━━━ EXCERPTED PASSAGE

Prerequisites and co-requisites |
- Sound knowledge of at least one object-oriented programming language (preferably Java).
- Basic knowledge of algorithms and data structures.
|
Course content |
In addition to databases and batch processing systems, stream processing systems form another class of tools that are used to store and process data. Stream processing systems are used in particular when processing unrestricted and / or unordered data and / or when low latency times are required. Knowledge of the associated concepts, models and algorithms is the basis for the efficient use of the tools (e.g. Apache Spark / Flink / Apex / Kafka) which are used for processing.
- Introduction to general concepts of stream processing: differences / similarities between services (online systems), batch processing systems (offline systems) and stream processing systems (near real-time systems), event streams, messaging Systems, unconstrained and / or disordered data, latency
- The concept of “time”: event time vs. processing time, stateful operations, handling of “late data” and watermarking, “windowed operations” based on the event time
- Relationships between state, streams and immutability
- Fault tolerance: micro-batching and checkpointing, idempotency, recovery
- Introduction to Apache Spark and Apache Kafka as stream processing platforms
- Get to know typical use cases for stream processing systems: complex event processing, stream analytics
- Architectures, programming models, challenges in processing data streams: parallel processing (e.g. load balancing, acknowledgment and redelivery), partitioned logs
- Algorithms and patterns for efficient processing of data streams: stream joins (stream table join, table table join, time dependency of joins), probabilistic data structures
- Best practices when using state-of-the-art stream processing platforms
|
Learning outcomes |
Students can:
- name essential concepts which form the basis for stream processing systems and their tasks.

━━━━━━
━━━ DATA EXTRACT

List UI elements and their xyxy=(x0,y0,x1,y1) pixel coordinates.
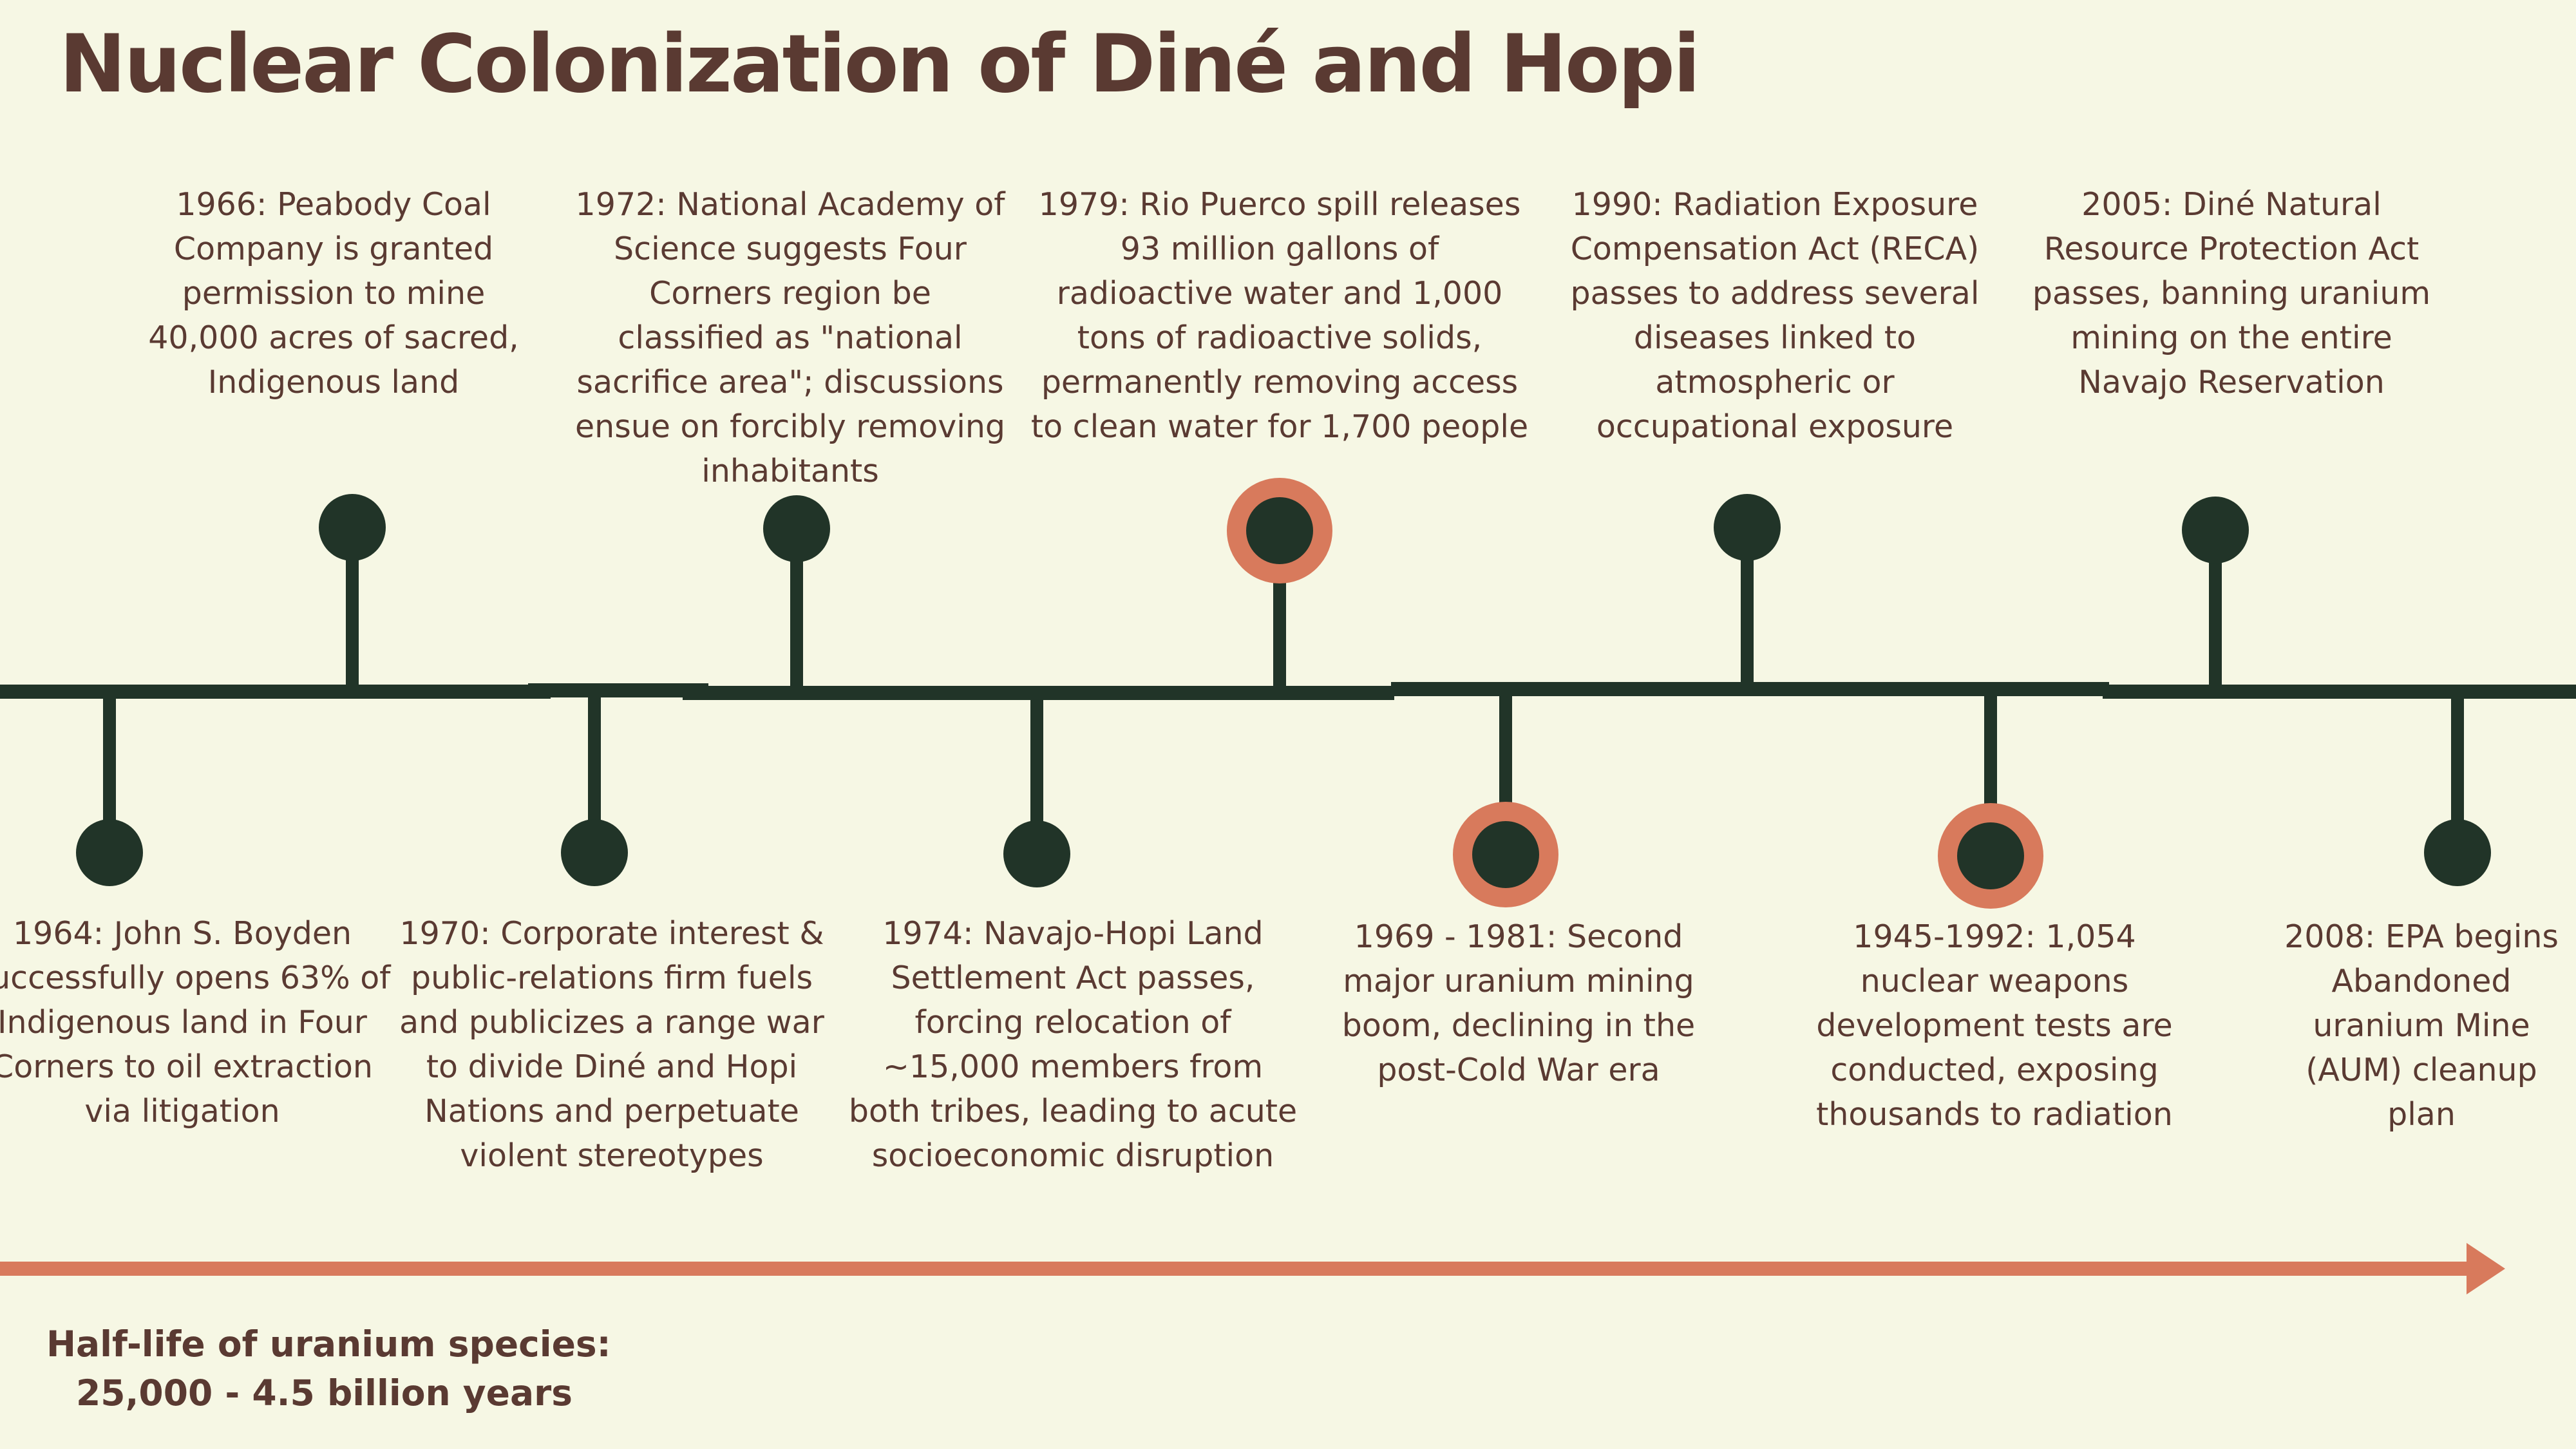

━━━━━━

• _EXERCISE_:
Summarize the course description in two sentences. The data has no connection to the course description.

• _ANSWER TO THIS TASK_:
The course description presents stream processing systems as a class of tools for storing and processing data, used especially for unrestricted or unordered data or when low latency is required, and it expects knowledge of an object-oriented programming language (preferably Java) and of basic algorithms and data structures. The course covers general stream processing concepts, event time versus processing time, fault tolerance, Apache Spark and Apache Kafka, typical use cases, architectures and programming models, algorithms such as stream joins, and best practices.